[Recorded data]
+ + +

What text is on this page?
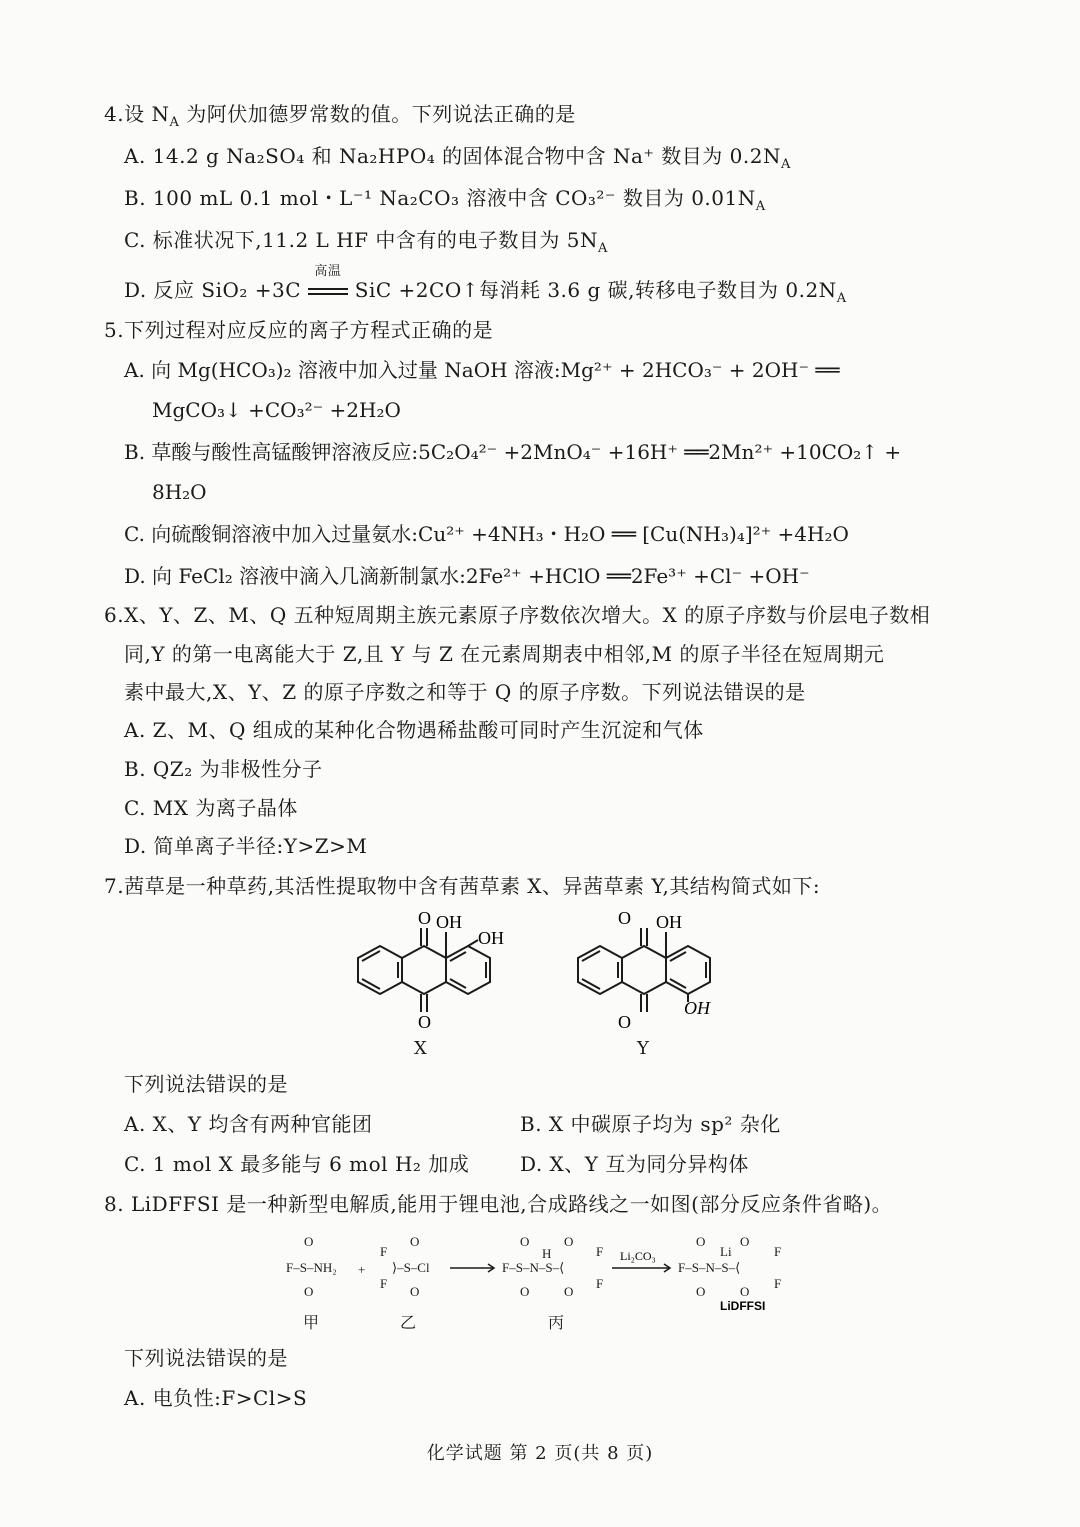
4.设 $N_A$ 为阿伏加德罗常数的值。下列说法正确的是
A. 14.2 g Na₂SO₄ 和 Na₂HPO₄ 的固体混合物中含 Na⁺ 数目为 $0.2N_A$
B. 100 mL 0.1 mol・L⁻¹ Na₂CO₃ 溶液中含 CO₃²⁻ 数目为 $0.01N_A$
C. 标准状况下,11.2 L HF 中含有的电子数目为 $5N_A$
D. 反应 SiO₂ +3C
高温
SiC +2CO↑每消耗 3.6 g 碳,转移电子数目为 $0.2N_A$
5.下列过程对应反应的离子方程式正确的是
A. 向 Mg(HCO₃)₂ 溶液中加入过量 NaOH 溶液:Mg²⁺ + 2HCO₃⁻ + 2OH⁻ ══
MgCO₃↓ +CO₃²⁻ +2H₂O
B. 草酸与酸性高锰酸钾溶液反应:5C₂O₄²⁻ +2MnO₄⁻ +16H⁺ ══2Mn²⁺ +10CO₂↑ +
8H₂O
C. 向硫酸铜溶液中加入过量氨水:Cu²⁺ +4NH₃・H₂O ══ [Cu(NH₃)₄]²⁺ +4H₂O
D. 向 FeCl₂ 溶液中滴入几滴新制氯水:2Fe²⁺ +HClO ══2Fe³⁺ +Cl⁻ +OH⁻
6.X、Y、Z、M、Q 五种短周期主族元素原子序数依次增大。X 的原子序数与价层电子数相
同,Y 的第一电离能大于 Z,且 Y 与 Z 在元素周期表中相邻,M 的原子半径在短周期元
素中最大,X、Y、Z 的原子序数之和等于 Q 的原子序数。下列说法错误的是
A. Z、M、Q 组成的某种化合物遇稀盐酸可同时产生沉淀和气体
B. QZ₂ 为非极性分子
C. MX 为离子晶体
D. 简单离子半径:Y>Z>M
7.茜草是一种草药,其活性提取物中含有茜草素 X、异茜草素 Y,其结构简式如下:
O
O
OH
OH
X
O
O
OH
OH
Y
下列说法错误的是
A. X、Y 均含有两种官能团	B. X 中碳原子均为 sp² 杂化
C. 1 mol X 最多能与 6 mol H₂ 加成	D. X、Y 互为同分异构体
8. LiDFFSI 是一种新型电解质,能用于锂电池,合成路线之一如图(部分反应条件省略)。
F–S–NH₂
O
O
+
F
F
⟩–S–Cl
O
O
F–S–N–S–⟨
O
O
H
O
O
F
F
F–S–N–S–⟨
O
O
Li
O
O
F
F
Li₂CO₃
LiDFFSI
甲	乙	丙
下列说法错误的是
A. 电负性:F>Cl>S
化学试题 第 2 页(共 8 页)
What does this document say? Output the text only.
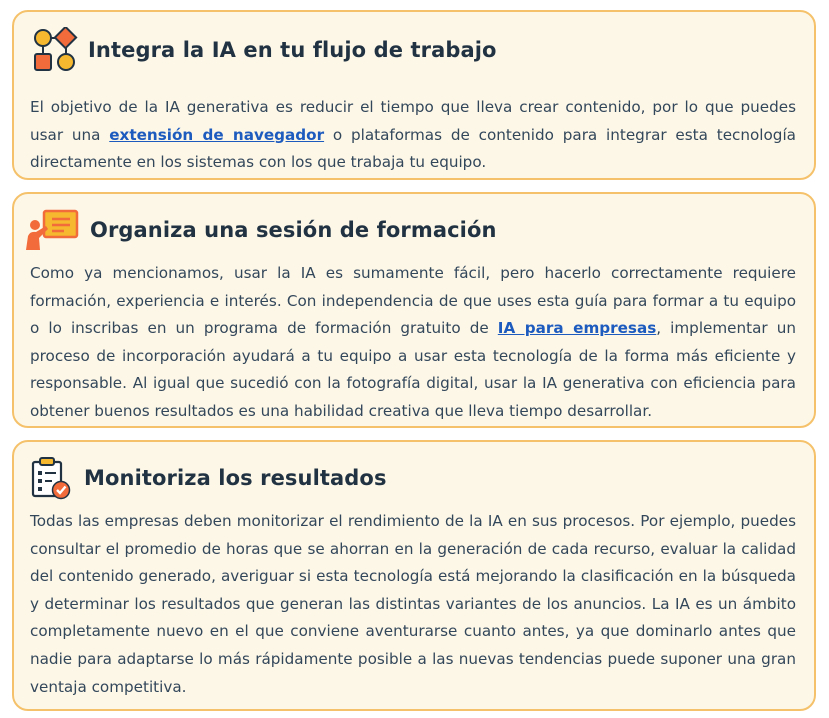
Integra la IA en tu flujo de trabajo
El objetivo de la IA generativa es reducir el tiempo que lleva crear contenido, por lo que puedes usar una extensión de navegador o plataformas de contenido para integrar esta tecnología directamente en los sistemas con los que trabaja tu equipo.
Organiza una sesión de formación
Como ya mencionamos, usar la IA es sumamente fácil, pero hacerlo correctamente requiere formación, experiencia e interés. Con independencia de que uses esta guía para formar a tu equipo o lo inscribas en un programa de formación gratuito de IA para empresas, implementar un proceso de incorporación ayudará a tu equipo a usar esta tecnología de la forma más eficiente y responsable. Al igual que sucedió con la fotografía digital, usar la IA generativa con eficiencia para obtener buenos resultados es una habilidad creativa que lleva tiempo desarrollar.
Monitoriza los resultados
Todas las empresas deben monitorizar el rendimiento de la IA en sus procesos. Por ejemplo, puedes consultar el promedio de horas que se ahorran en la generación de cada recurso, evaluar la calidad del contenido generado, averiguar si esta tecnología está mejorando la clasificación en la búsqueda y determinar los resultados que generan las distintas variantes de los anuncios. La IA es un ámbito completamente nuevo en el que conviene aventurarse cuanto antes, ya que dominarlo antes que nadie para adaptarse lo más rápidamente posible a las nuevas tendencias puede suponer una gran ventaja competitiva.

+ + +

- _WRITTEN PROBLEM_
Search the listing for the word "contenido". Copy every line in which it occurs.

- _CORRECT RESPONSE_
El objetivo de la IA generativa es reducir el tiempo que lleva crear contenido, por lo que puedes usar una extensión de navegador o plataformas de contenido para integrar esta tecnología directamente en los sistemas con los que trabaja tu equipo.
Todas las empresas deben monitorizar el rendimiento de la IA en sus procesos. Por ejemplo, puedes consultar el promedio de horas que se ahorran en la generación de cada recurso, evaluar la calidad del contenido generado, averiguar si esta tecnología está mejorando la clasificación en la búsqueda y determinar los resultados que generan las distintas variantes de los anuncios. La IA es un ámbito completamente nuevo en el que conviene aventurarse cuanto antes, ya que dominarlo antes que nadie para adaptarse lo más rápidamente posible a las nuevas tendencias puede suponer una gran ventaja competitiva.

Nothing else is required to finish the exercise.